### Records from a collection of figures
§ §

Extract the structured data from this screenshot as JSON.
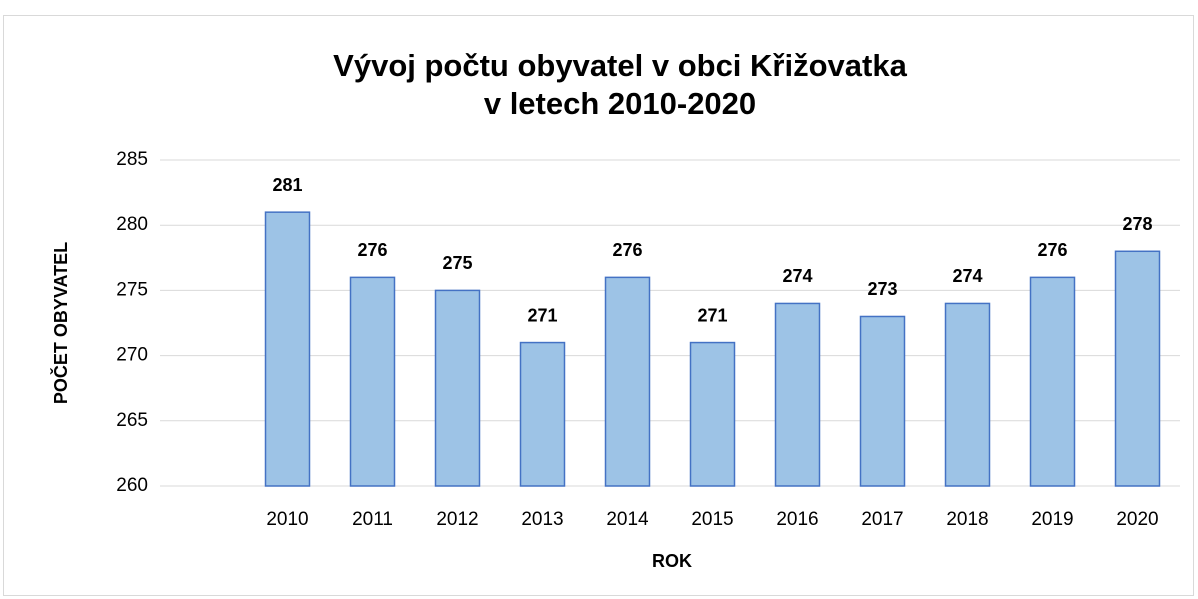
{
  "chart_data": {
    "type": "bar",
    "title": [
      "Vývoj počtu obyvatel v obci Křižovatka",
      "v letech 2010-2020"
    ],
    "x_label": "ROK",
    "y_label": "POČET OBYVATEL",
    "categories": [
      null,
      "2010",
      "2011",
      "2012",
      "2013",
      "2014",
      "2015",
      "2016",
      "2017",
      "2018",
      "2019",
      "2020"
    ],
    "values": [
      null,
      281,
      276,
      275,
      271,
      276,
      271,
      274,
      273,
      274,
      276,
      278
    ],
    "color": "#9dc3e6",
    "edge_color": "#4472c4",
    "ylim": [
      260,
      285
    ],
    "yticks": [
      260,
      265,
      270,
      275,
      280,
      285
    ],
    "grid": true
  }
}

§ §

### Requirements
Output the records above exactly; leave out the pictures.

### Answer for this exercise
Extract the structured data from this screenshot as JSON.
{
  "chart_data": {
    "type": "bar",
    "title": [
      "Vývoj počtu obyvatel v obci Křižovatka",
      "v letech 2010-2020"
    ],
    "x_label": "ROK",
    "y_label": "POČET OBYVATEL",
    "categories": [
      null,
      "2010",
      "2011",
      "2012",
      "2013",
      "2014",
      "2015",
      "2016",
      "2017",
      "2018",
      "2019",
      "2020"
    ],
    "values": [
      null,
      281,
      276,
      275,
      271,
      276,
      271,
      274,
      273,
      274,
      276,
      278
    ],
    "color": "#9dc3e6",
    "edge_color": "#4472c4",
    "ylim": [
      260,
      285
    ],
    "yticks": [
      260,
      265,
      270,
      275,
      280,
      285
    ],
    "grid": true
  }
}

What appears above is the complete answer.